Begin Listing
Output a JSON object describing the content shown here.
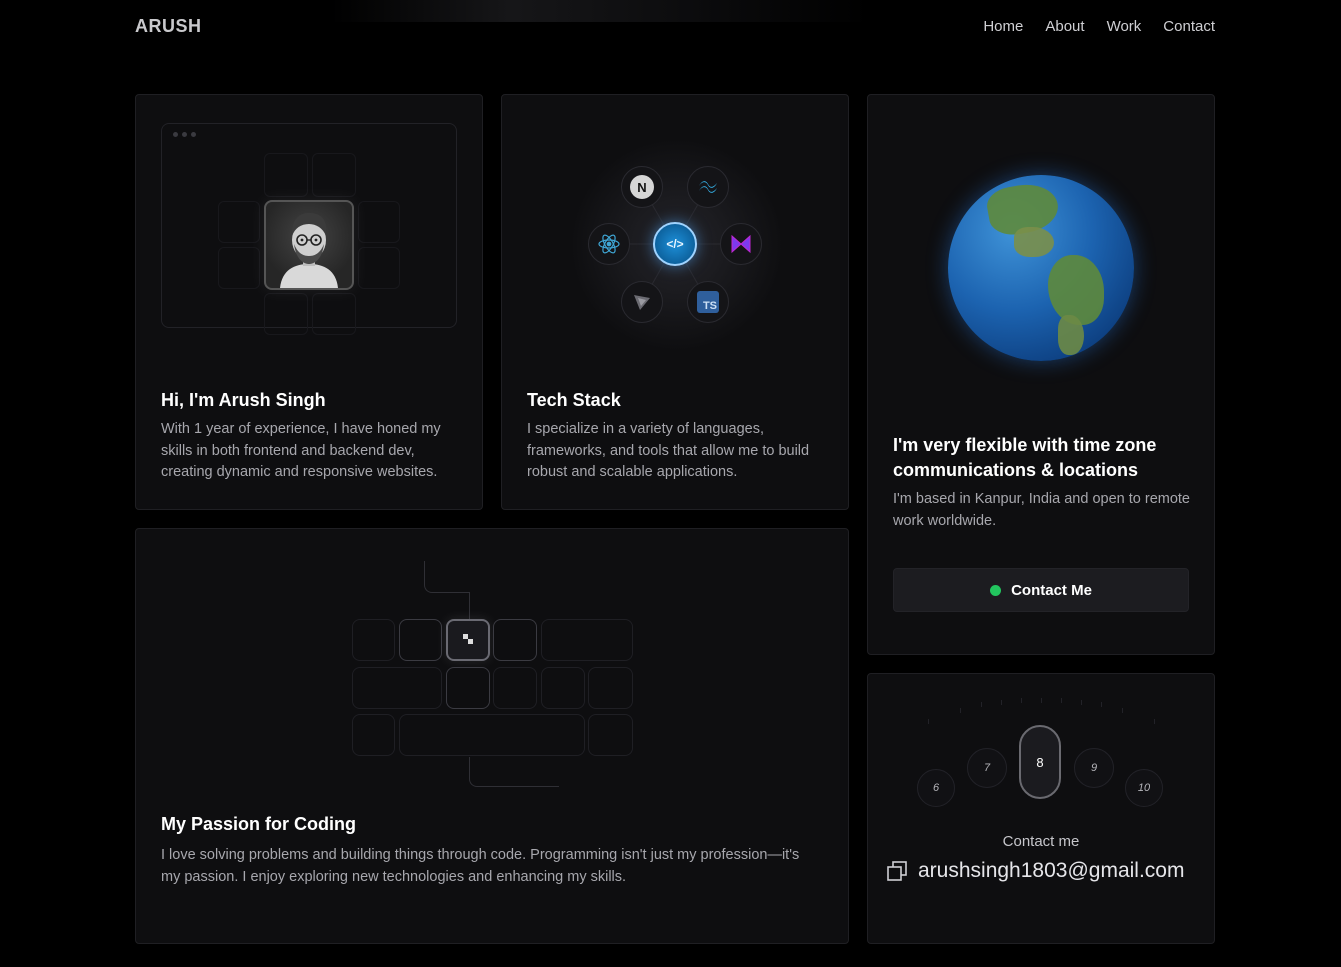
{
  "nav": {
    "logo": "ARUSH",
    "links": [
      "Home",
      "About",
      "Work",
      "Contact"
    ]
  },
  "intro": {
    "title": "Hi, I'm Arush Singh",
    "text": "With 1 year of experience, I have honed my skills in both frontend and backend dev, creating dynamic and responsive websites."
  },
  "tech": {
    "title": "Tech Stack",
    "text": "I specialize in a variety of languages, frameworks, and tools that allow me to build robust and scalable applications.",
    "icons": [
      "nextjs-icon",
      "tailwind-icon",
      "react-icon",
      "code-icon",
      "framer-icon",
      "vite-icon",
      "typescript-icon"
    ],
    "nextjs_label": "N",
    "ts_label": "TS",
    "center_label": "</>"
  },
  "globe": {
    "title": "I'm very flexible with time zone communications & locations",
    "text": "I'm based in Kanpur, India and open to remote work worldwide.",
    "button_label": "Contact Me",
    "status_color": "#22c55e"
  },
  "passion": {
    "title": "My Passion for Coding",
    "text": "I love solving problems and building things through code. Programming isn't just my profession—it's my passion. I enjoy exploring new technologies and enhancing my skills."
  },
  "contact": {
    "dial_numbers": [
      "6",
      "7",
      "8",
      "9",
      "10"
    ],
    "label": "Contact me",
    "email": "arushsingh1803@gmail.com"
  }
}
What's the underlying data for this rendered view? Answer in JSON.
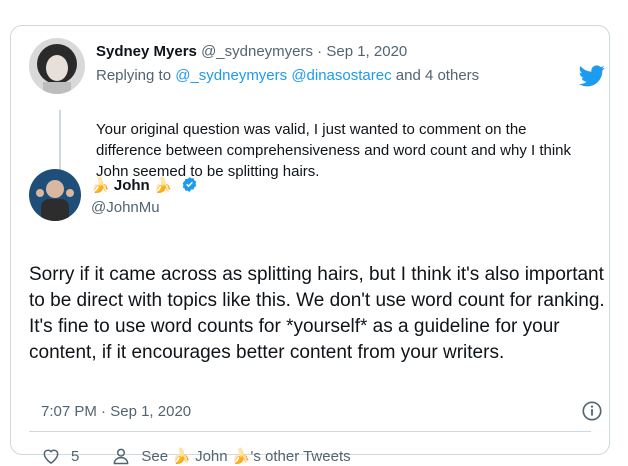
{
  "colors": {
    "accent": "#1d9bf0",
    "muted": "#536471",
    "text": "#0f1419",
    "border": "#cfd9de"
  },
  "reply": {
    "author_name": "Sydney Myers",
    "handle": "@_sydneymyers",
    "separator": "·",
    "date": "Sep 1, 2020",
    "replying_label": "Replying to",
    "replying_handles": "@_sydneymyers @dinasostarec",
    "replying_rest": "and 4 others",
    "text": "Your original question was valid, I just wanted to comment on the difference between comprehensiveness and word count and why I think John seemed to be splitting hairs."
  },
  "tweet": {
    "author_name": "John",
    "emoji_left": "🍌",
    "emoji_right": "🍌",
    "handle": "@JohnMu",
    "text": "Sorry if it came across as splitting hairs, but I think it's also important to be direct with topics like this. We don't use word count for ranking. It's fine to use word counts for *yourself* as a guideline for your content, if it encourages better content from your writers.",
    "time": "7:07 PM",
    "separator": "·",
    "date": "Sep 1, 2020"
  },
  "actions": {
    "like_count": "5",
    "see_label": "See",
    "other_name": "John",
    "emoji": "🍌",
    "other_tweets_label": "'s other Tweets"
  },
  "icons": [
    "twitter-bird-icon",
    "verified-badge-icon",
    "info-icon",
    "heart-icon",
    "person-icon",
    "banana-emoji-icon"
  ]
}
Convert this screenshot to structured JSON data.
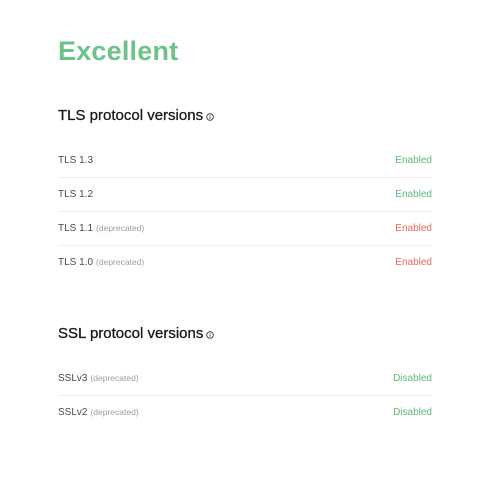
{
  "grade": "Excellent",
  "colors": {
    "good": "#5cb87a",
    "bad": "#ea6a58",
    "grade": "#6cc38a"
  },
  "tls": {
    "title": "TLS protocol versions",
    "icon": "info-icon",
    "rows": [
      {
        "name": "TLS 1.3",
        "note": "",
        "status": "Enabled",
        "tone": "good"
      },
      {
        "name": "TLS 1.2",
        "note": "",
        "status": "Enabled",
        "tone": "good"
      },
      {
        "name": "TLS 1.1",
        "note": "(deprecated)",
        "status": "Enabled",
        "tone": "bad"
      },
      {
        "name": "TLS 1.0",
        "note": "(deprecated)",
        "status": "Enabled",
        "tone": "bad"
      }
    ]
  },
  "ssl": {
    "title": "SSL protocol versions",
    "icon": "info-icon",
    "rows": [
      {
        "name": "SSLv3",
        "note": "(deprecated)",
        "status": "Disabled",
        "tone": "good"
      },
      {
        "name": "SSLv2",
        "note": "(deprecated)",
        "status": "Disabled",
        "tone": "good"
      }
    ]
  }
}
End Listing
Pictures in the records must not appear in the copy; transcribe everything else precisely.

## Written solution:
Output a JSON object describing the content shown here.
{
  "nav": {
    "logo": "ARUSH",
    "links": [
      "Home",
      "About",
      "Work",
      "Contact"
    ]
  },
  "intro": {
    "title": "Hi, I'm Arush Singh",
    "text": "With 1 year of experience, I have honed my skills in both frontend and backend dev, creating dynamic and responsive websites."
  },
  "tech": {
    "title": "Tech Stack",
    "text": "I specialize in a variety of languages, frameworks, and tools that allow me to build robust and scalable applications.",
    "icons": [
      "nextjs-icon",
      "tailwind-icon",
      "react-icon",
      "code-icon",
      "framer-icon",
      "vite-icon",
      "typescript-icon"
    ],
    "nextjs_label": "N",
    "ts_label": "TS",
    "center_label": "</>"
  },
  "globe": {
    "title": "I'm very flexible with time zone communications & locations",
    "text": "I'm based in Kanpur, India and open to remote work worldwide.",
    "button_label": "Contact Me",
    "status_color": "#22c55e"
  },
  "passion": {
    "title": "My Passion for Coding",
    "text": "I love solving problems and building things through code. Programming isn't just my profession—it's my passion. I enjoy exploring new technologies and enhancing my skills."
  },
  "contact": {
    "dial_numbers": [
      "6",
      "7",
      "8",
      "9",
      "10"
    ],
    "label": "Contact me",
    "email": "arushsingh1803@gmail.com"
  }
}
What's the underlying data for this rendered view? Answer in JSON.
{
  "colors": {
    "accent": "#1d9bf0",
    "muted": "#536471",
    "text": "#0f1419",
    "border": "#cfd9de"
  },
  "reply": {
    "author_name": "Sydney Myers",
    "handle": "@_sydneymyers",
    "separator": "·",
    "date": "Sep 1, 2020",
    "replying_label": "Replying to",
    "replying_handles": "@_sydneymyers @dinasostarec",
    "replying_rest": "and 4 others",
    "text": "Your original question was valid, I just wanted to comment on the difference between comprehensiveness and word count and why I think John seemed to be splitting hairs."
  },
  "tweet": {
    "author_name": "John",
    "emoji_left": "🍌",
    "emoji_right": "🍌",
    "handle": "@JohnMu",
    "text": "Sorry if it came across as splitting hairs, but I think it's also important to be direct with topics like this. We don't use word count for ranking. It's fine to use word counts for *yourself* as a guideline for your content, if it encourages better content from your writers.",
    "time": "7:07 PM",
    "separator": "·",
    "date": "Sep 1, 2020"
  },
  "actions": {
    "like_count": "5",
    "see_label": "See",
    "other_name": "John",
    "emoji": "🍌",
    "other_tweets_label": "'s other Tweets"
  },
  "icons": [
    "twitter-bird-icon",
    "verified-badge-icon",
    "info-icon",
    "heart-icon",
    "person-icon",
    "banana-emoji-icon"
  ]
}
Convert this screenshot to structured JSON data.
{
  "grade": "Excellent",
  "colors": {
    "good": "#5cb87a",
    "bad": "#ea6a58",
    "grade": "#6cc38a"
  },
  "tls": {
    "title": "TLS protocol versions",
    "icon": "info-icon",
    "rows": [
      {
        "name": "TLS 1.3",
        "note": "",
        "status": "Enabled",
        "tone": "good"
      },
      {
        "name": "TLS 1.2",
        "note": "",
        "status": "Enabled",
        "tone": "good"
      },
      {
        "name": "TLS 1.1",
        "note": "(deprecated)",
        "status": "Enabled",
        "tone": "bad"
      },
      {
        "name": "TLS 1.0",
        "note": "(deprecated)",
        "status": "Enabled",
        "tone": "bad"
      }
    ]
  },
  "ssl": {
    "title": "SSL protocol versions",
    "icon": "info-icon",
    "rows": [
      {
        "name": "SSLv3",
        "note": "(deprecated)",
        "status": "Disabled",
        "tone": "good"
      },
      {
        "name": "SSLv2",
        "note": "(deprecated)",
        "status": "Disabled",
        "tone": "good"
      }
    ]
  }
}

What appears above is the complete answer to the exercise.